THE LUXURIANT, FISH-CATCHING BEARDS OF THE BOSTON RED SOX: The WSJ's Jason Gay thinks that despite the start of the NFL season, you should still be paying attention to baseball:
You could look at this "enhanced" wild card in a couple of ways. You could be a fuddy-duddy and groan about the dilution of baseball's fussy, old-school postseason, and then complain about your oatmeal and the line at the pharmacy and the lack of Walter Matthau movies on cable. Or: You could view baseball not as a museum piece but a living thing—and see the re-evaluation of the playoffs as a way to goose a beloved sport.
And this season, fruitfully, you have craziness. At least in the American League—so, half-craziness. The National League race is sort of a slumber party—St. Louis, Cincinnati and Pittsburgh look poised to hoard the Central title and the two wild-card slots, unless Washington finds a miracle (even here, you see the influence of the double-wild-card system; that Central title looks massive). But in the AL, it's madness. The following teams are still in the mix: Texas, Tampa Bay, Cleveland, Baltimore, the Kansas City Royals, the Yankees…and, if I'm not mistaken, the Milwaukee Bucks, the Vancouver Grizzlies, Biscuit, my neighbor's orange tabby cat…and I think the Alabama Crimson Tide.
That's a lot of action shoved into one telephone booth, with not much of a season left. It's hard not to feel a little sentimentally charged for the Royals (no playoffs since 1985, when Bud Selig was a toddler) or the Cleveland Indians (Terry Francona…who had any idea this guy could manage!). Simultaneously, it's hard not to hope for a little extended bedlam. What about a three-way tie…or even, deliciously, a four-way tie, a scenario in which, if I am reading this confusing handbook correctly, the four qualifying tied teams will play a second, separate 162-game series in another dimension.

====================

# TASK PROMPT
Rewrite the section of the baseball passage above that begins with the words "That's a lot" and ends with "in another dimension.", putting "elevator" in place of "telephone booth".

====================

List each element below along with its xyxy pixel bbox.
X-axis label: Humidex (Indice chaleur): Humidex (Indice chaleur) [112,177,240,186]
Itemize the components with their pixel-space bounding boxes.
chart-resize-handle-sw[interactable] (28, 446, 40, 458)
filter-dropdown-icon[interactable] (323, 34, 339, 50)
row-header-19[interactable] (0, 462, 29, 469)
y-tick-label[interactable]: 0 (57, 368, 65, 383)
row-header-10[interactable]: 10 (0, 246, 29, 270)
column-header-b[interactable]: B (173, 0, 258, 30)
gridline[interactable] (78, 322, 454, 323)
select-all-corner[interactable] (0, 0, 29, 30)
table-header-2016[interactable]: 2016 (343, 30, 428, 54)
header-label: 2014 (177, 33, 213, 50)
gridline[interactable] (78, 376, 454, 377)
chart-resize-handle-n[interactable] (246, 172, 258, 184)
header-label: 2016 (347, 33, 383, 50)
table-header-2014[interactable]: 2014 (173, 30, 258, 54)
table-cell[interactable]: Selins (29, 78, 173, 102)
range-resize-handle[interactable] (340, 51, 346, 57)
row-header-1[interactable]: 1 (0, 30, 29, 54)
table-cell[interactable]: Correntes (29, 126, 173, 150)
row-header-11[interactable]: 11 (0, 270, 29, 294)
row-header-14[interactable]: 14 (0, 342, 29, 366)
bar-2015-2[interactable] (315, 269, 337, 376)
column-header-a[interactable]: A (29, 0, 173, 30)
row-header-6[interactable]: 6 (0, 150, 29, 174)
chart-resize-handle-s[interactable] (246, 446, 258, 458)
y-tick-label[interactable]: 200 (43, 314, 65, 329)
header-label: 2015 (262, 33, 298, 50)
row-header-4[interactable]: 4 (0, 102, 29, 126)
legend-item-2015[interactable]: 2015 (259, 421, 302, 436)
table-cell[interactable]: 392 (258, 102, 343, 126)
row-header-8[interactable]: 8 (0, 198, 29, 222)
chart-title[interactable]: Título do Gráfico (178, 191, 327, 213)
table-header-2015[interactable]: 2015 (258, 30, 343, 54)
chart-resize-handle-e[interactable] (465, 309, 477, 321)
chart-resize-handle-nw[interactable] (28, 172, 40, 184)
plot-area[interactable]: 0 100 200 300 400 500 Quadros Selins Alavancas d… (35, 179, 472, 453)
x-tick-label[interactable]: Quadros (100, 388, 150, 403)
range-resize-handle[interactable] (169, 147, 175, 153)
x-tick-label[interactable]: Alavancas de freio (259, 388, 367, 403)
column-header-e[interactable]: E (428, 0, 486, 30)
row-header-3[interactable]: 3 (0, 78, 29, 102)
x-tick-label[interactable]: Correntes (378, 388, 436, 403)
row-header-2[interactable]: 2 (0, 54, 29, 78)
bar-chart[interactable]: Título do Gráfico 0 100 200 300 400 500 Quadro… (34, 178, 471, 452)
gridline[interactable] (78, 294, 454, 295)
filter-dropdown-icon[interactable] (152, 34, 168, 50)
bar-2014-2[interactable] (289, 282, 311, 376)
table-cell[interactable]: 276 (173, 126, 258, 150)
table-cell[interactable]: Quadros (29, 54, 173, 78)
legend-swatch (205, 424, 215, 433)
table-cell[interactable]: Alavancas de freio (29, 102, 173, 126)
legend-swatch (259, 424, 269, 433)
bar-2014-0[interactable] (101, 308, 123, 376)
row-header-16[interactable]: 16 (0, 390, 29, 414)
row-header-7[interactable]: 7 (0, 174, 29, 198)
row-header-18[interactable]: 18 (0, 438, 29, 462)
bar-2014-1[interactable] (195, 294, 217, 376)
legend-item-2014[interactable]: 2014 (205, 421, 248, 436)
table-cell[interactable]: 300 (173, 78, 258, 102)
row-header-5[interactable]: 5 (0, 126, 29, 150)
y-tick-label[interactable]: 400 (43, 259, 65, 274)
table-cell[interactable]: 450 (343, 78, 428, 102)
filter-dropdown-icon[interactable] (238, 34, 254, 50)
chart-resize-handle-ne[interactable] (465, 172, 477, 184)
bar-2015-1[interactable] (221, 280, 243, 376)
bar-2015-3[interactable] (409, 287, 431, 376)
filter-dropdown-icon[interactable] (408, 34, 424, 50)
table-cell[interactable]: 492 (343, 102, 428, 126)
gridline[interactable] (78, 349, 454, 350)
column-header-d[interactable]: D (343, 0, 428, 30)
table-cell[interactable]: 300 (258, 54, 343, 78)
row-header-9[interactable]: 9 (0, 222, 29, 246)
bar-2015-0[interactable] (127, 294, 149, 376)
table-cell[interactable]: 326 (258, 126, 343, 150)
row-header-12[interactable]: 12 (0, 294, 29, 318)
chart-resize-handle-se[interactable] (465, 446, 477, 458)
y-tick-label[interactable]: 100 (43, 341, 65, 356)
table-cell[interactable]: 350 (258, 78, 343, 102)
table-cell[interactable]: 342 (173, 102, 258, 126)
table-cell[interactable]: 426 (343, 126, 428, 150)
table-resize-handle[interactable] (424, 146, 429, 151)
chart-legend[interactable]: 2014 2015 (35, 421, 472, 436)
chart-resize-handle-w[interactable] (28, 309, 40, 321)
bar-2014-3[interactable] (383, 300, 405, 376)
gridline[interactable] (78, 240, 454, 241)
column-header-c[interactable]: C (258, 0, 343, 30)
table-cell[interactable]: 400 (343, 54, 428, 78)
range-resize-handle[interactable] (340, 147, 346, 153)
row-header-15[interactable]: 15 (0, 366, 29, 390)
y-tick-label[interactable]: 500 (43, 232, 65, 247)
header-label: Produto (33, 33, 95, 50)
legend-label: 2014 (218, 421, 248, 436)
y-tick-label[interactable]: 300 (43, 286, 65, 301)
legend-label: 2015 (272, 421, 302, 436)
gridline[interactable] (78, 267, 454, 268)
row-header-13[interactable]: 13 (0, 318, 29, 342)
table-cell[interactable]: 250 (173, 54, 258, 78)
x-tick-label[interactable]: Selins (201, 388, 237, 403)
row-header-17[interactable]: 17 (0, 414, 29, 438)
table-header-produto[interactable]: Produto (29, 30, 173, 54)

====================

# TASK ANSWER
That's a lot of action shoved into one elevator, with not much of a season left. It's hard not to feel a little sentimentally charged for the Royals (no playoffs since 1985, when Bud Selig was a toddler) or the Cleveland Indians (Terry Francona…who had any idea this guy could manage!). Simultaneously, it's hard not to hope for a little extended bedlam. What about a three-way tie…or even, deliciously, a four-way tie, a scenario in which, if I am reading this confusing handbook correctly, the four qualifying tied teams will play a second, separate 162-game series in another dimension.